Copy out each line of the data that holds the word "dashed".

**RECORDS FOR THE EXERCISE**
=======

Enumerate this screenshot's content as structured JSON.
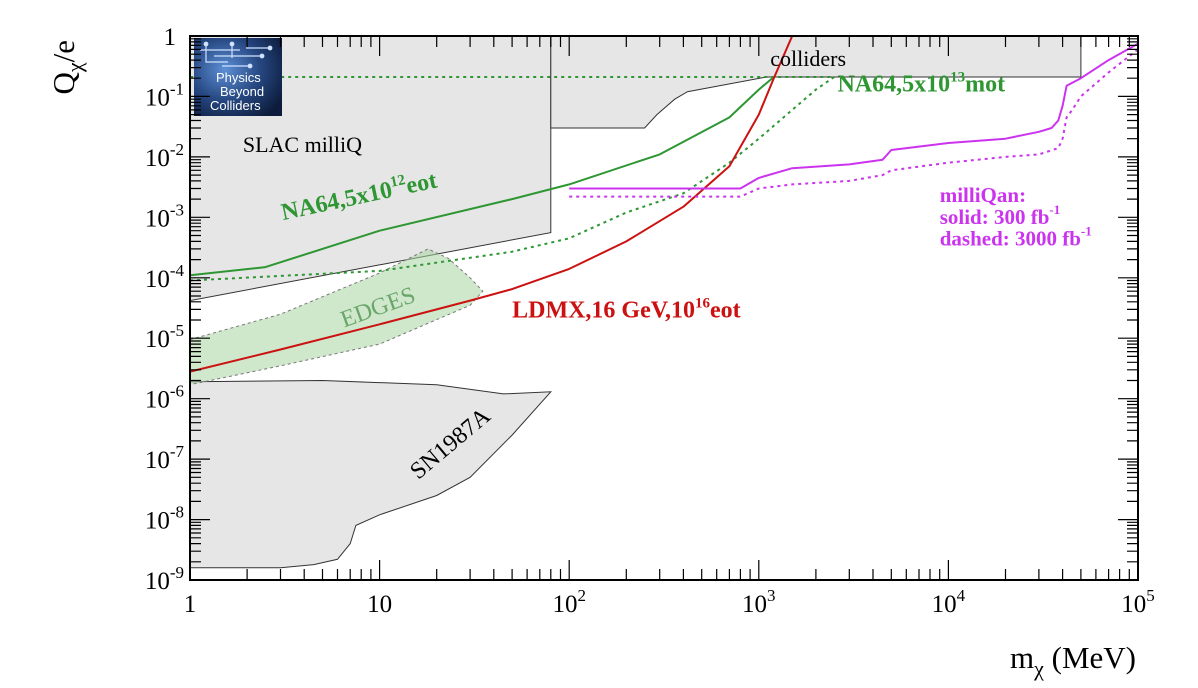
{
  "chart_data": {
    "type": "line",
    "title": "",
    "xlabel": {
      "base": "m",
      "sub": "χ",
      "tail": " (MeV)"
    },
    "ylabel": {
      "base": "Q",
      "sub": "χ",
      "tail": "/e"
    },
    "xscale": "log",
    "yscale": "log",
    "xlim": [
      1,
      100000
    ],
    "ylim": [
      1e-09,
      1
    ],
    "x_ticks": [
      {
        "value": 1,
        "base": "1",
        "exp": ""
      },
      {
        "value": 10,
        "base": "10",
        "exp": ""
      },
      {
        "value": 100,
        "base": "10",
        "exp": "2"
      },
      {
        "value": 1000,
        "base": "10",
        "exp": "3"
      },
      {
        "value": 10000,
        "base": "10",
        "exp": "4"
      },
      {
        "value": 100000,
        "base": "10",
        "exp": "5"
      }
    ],
    "y_ticks": [
      {
        "value": 1,
        "base": "1",
        "exp": ""
      },
      {
        "value": 0.1,
        "base": "10",
        "exp": "-1"
      },
      {
        "value": 0.01,
        "base": "10",
        "exp": "-2"
      },
      {
        "value": 0.001,
        "base": "10",
        "exp": "-3"
      },
      {
        "value": 0.0001,
        "base": "10",
        "exp": "-4"
      },
      {
        "value": 1e-05,
        "base": "10",
        "exp": "-5"
      },
      {
        "value": 1e-06,
        "base": "10",
        "exp": "-6"
      },
      {
        "value": 1e-07,
        "base": "10",
        "exp": "-7"
      },
      {
        "value": 1e-08,
        "base": "10",
        "exp": "-8"
      },
      {
        "value": 1e-09,
        "base": "10",
        "exp": "-9"
      }
    ],
    "regions": [
      {
        "name": "SLAC milliQ",
        "fill": "#e6e6e6",
        "stroke": "#333333",
        "opacity": 1,
        "points": [
          [
            1,
            1
          ],
          [
            80,
            1
          ],
          [
            80,
            0.00056
          ],
          [
            1,
            4.2e-05
          ]
        ]
      },
      {
        "name": "colliders",
        "fill": "#e6e6e6",
        "stroke": "#333333",
        "opacity": 1,
        "points": [
          [
            80,
            1
          ],
          [
            50000,
            1
          ],
          [
            50000,
            0.21
          ],
          [
            1100,
            0.21
          ],
          [
            420,
            0.12
          ],
          [
            360,
            0.09
          ],
          [
            290,
            0.05
          ],
          [
            250,
            0.03
          ],
          [
            80,
            0.03
          ]
        ]
      },
      {
        "name": "SN1987A",
        "fill": "#e6e6e6",
        "stroke": "#333333",
        "opacity": 1,
        "points": [
          [
            1,
            1.9e-06
          ],
          [
            5,
            2e-06
          ],
          [
            20,
            1.7e-06
          ],
          [
            45,
            1.2e-06
          ],
          [
            80,
            1.3e-06
          ],
          [
            50,
            2.5e-07
          ],
          [
            30,
            5e-08
          ],
          [
            20,
            2.5e-08
          ],
          [
            10,
            1.2e-08
          ],
          [
            7.5,
            8e-09
          ],
          [
            7,
            4e-09
          ],
          [
            6,
            2.2e-09
          ],
          [
            4.5,
            1.8e-09
          ],
          [
            3,
            1.6e-09
          ],
          [
            1,
            1.6e-09
          ]
        ]
      },
      {
        "name": "EDGES",
        "fill": "#a8d4a0",
        "stroke": "#777777",
        "opacity": 0.55,
        "dashed": true,
        "points": [
          [
            1,
            9.5e-06
          ],
          [
            3,
            2.5e-05
          ],
          [
            10,
            0.00012
          ],
          [
            18,
            0.0003
          ],
          [
            23,
            0.00021
          ],
          [
            30,
            0.0001
          ],
          [
            35,
            6e-05
          ],
          [
            30,
            3.5e-05
          ],
          [
            10,
            8e-06
          ],
          [
            3,
            3.5e-06
          ],
          [
            1,
            1.7e-06
          ]
        ]
      }
    ],
    "series": [
      {
        "name": "NA64,5x10^12 eot",
        "color": "#2e9632",
        "dash": "solid",
        "width": 2,
        "points": [
          [
            1,
            0.00011
          ],
          [
            2.5,
            0.00015
          ],
          [
            10,
            0.0006
          ],
          [
            50,
            0.002
          ],
          [
            100,
            0.0035
          ],
          [
            300,
            0.011
          ],
          [
            700,
            0.045
          ],
          [
            1000,
            0.13
          ],
          [
            1200,
            0.21
          ]
        ]
      },
      {
        "name": "NA64,5x10^13 mot",
        "color": "#2e9632",
        "dash": "dotted",
        "width": 2,
        "points": [
          [
            1,
            9e-05
          ],
          [
            10,
            0.00013
          ],
          [
            50,
            0.00027
          ],
          [
            100,
            0.00045
          ],
          [
            200,
            0.0012
          ],
          [
            400,
            0.0025
          ],
          [
            700,
            0.008
          ],
          [
            1000,
            0.02
          ],
          [
            1500,
            0.06
          ],
          [
            2000,
            0.13
          ],
          [
            2500,
            0.21
          ],
          [
            1200,
            0.21
          ],
          [
            1,
            0.21
          ]
        ]
      },
      {
        "name": "LDMX,16 GeV,10^16 eot",
        "color": "#cc1111",
        "dash": "solid",
        "width": 2,
        "points": [
          [
            1,
            2.8e-06
          ],
          [
            3,
            6.5e-06
          ],
          [
            10,
            1.7e-05
          ],
          [
            30,
            4.2e-05
          ],
          [
            50,
            6.5e-05
          ],
          [
            100,
            0.00014
          ],
          [
            200,
            0.0004
          ],
          [
            400,
            0.0015
          ],
          [
            700,
            0.007
          ],
          [
            1000,
            0.05
          ],
          [
            1200,
            0.2
          ],
          [
            1500,
            1.0
          ]
        ]
      },
      {
        "name": "milliQan 300 fb^-1",
        "color": "#cc33ee",
        "dash": "solid",
        "width": 2,
        "points": [
          [
            100,
            0.003
          ],
          [
            800,
            0.003
          ],
          [
            1000,
            0.0045
          ],
          [
            1500,
            0.0065
          ],
          [
            3000,
            0.0075
          ],
          [
            4500,
            0.009
          ],
          [
            5000,
            0.013
          ],
          [
            10000,
            0.017
          ],
          [
            20000,
            0.02
          ],
          [
            30000,
            0.026
          ],
          [
            35000,
            0.03
          ],
          [
            38000,
            0.04
          ],
          [
            40000,
            0.07
          ],
          [
            42000,
            0.15
          ],
          [
            50000,
            0.2
          ],
          [
            70000,
            0.4
          ],
          [
            100000,
            0.75
          ]
        ]
      },
      {
        "name": "milliQan 3000 fb^-1",
        "color": "#cc33ee",
        "dash": "dotted",
        "width": 2,
        "points": [
          [
            100,
            0.0022
          ],
          [
            800,
            0.0022
          ],
          [
            1000,
            0.003
          ],
          [
            1500,
            0.0035
          ],
          [
            3000,
            0.004
          ],
          [
            4500,
            0.005
          ],
          [
            5000,
            0.006
          ],
          [
            10000,
            0.008
          ],
          [
            20000,
            0.01
          ],
          [
            30000,
            0.011
          ],
          [
            38000,
            0.014
          ],
          [
            40000,
            0.02
          ],
          [
            42000,
            0.045
          ],
          [
            45000,
            0.06
          ],
          [
            50000,
            0.1
          ],
          [
            70000,
            0.25
          ],
          [
            100000,
            0.6
          ]
        ]
      }
    ],
    "annotations": [
      {
        "id": "slac",
        "text": "SLAC milliQ",
        "sup": "",
        "tail": "",
        "color": "#000000",
        "bold": false,
        "sans": true,
        "size": 22,
        "at": [
          1.9,
          0.012
        ],
        "rotate": 0
      },
      {
        "id": "colliders",
        "text": "colliders",
        "sup": "",
        "tail": "",
        "color": "#000000",
        "bold": false,
        "sans": true,
        "size": 22,
        "at": [
          1150,
          0.32
        ],
        "rotate": 0
      },
      {
        "id": "na64-eot",
        "text": "NA64,5x10",
        "sup": "12",
        "tail": "eot",
        "color": "#2e9632",
        "bold": true,
        "sans": false,
        "size": 24,
        "at": [
          3.1,
          0.0009
        ],
        "rotate": -12
      },
      {
        "id": "na64-mot",
        "text": "NA64,5x10",
        "sup": "13",
        "tail": "mot",
        "color": "#2e9632",
        "bold": true,
        "sans": false,
        "size": 24,
        "at": [
          2600,
          0.12
        ],
        "rotate": 0
      },
      {
        "id": "edges",
        "text": "EDGES",
        "sup": "",
        "tail": "",
        "color": "#6aa66a",
        "bold": false,
        "sans": false,
        "size": 24,
        "at": [
          6.5,
          1.5e-05
        ],
        "rotate": -20
      },
      {
        "id": "ldmx",
        "text": "LDMX,16 GeV,10",
        "sup": "16",
        "tail": "eot",
        "color": "#cc1111",
        "bold": true,
        "sans": false,
        "size": 24,
        "at": [
          50,
          2.2e-05
        ],
        "rotate": 0
      },
      {
        "id": "sn1987a",
        "text": "SN1987A",
        "sup": "",
        "tail": "",
        "color": "#000000",
        "bold": false,
        "sans": false,
        "size": 24,
        "at": [
          16,
          4.5e-08
        ],
        "rotate": -40
      },
      {
        "id": "milliqan-title",
        "text": "milliQan:",
        "sup": "",
        "tail": "",
        "color": "#cc33ee",
        "bold": true,
        "sans": false,
        "size": 21,
        "at": [
          9000,
          0.0018
        ],
        "rotate": 0
      },
      {
        "id": "milliqan-solid",
        "text": "solid: 300 fb",
        "sup": "-1",
        "tail": "",
        "color": "#cc33ee",
        "bold": true,
        "sans": false,
        "size": 21,
        "at": [
          9000,
          0.00078
        ],
        "rotate": 0
      },
      {
        "id": "milliqan-dashed",
        "text": "dashed: 3000 fb",
        "sup": "-1",
        "tail": "",
        "color": "#cc33ee",
        "bold": true,
        "sans": false,
        "size": 21,
        "at": [
          9000,
          0.00034
        ],
        "rotate": 0
      }
    ],
    "logo": {
      "lines": [
        "Physics",
        "Beyond",
        "Colliders"
      ]
    }
  }
}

=======

**REPLY TO THE TASK**
        "dashed": true,
        "id": "milliqan-dashed",
        "text": "dashed: 3000 fb",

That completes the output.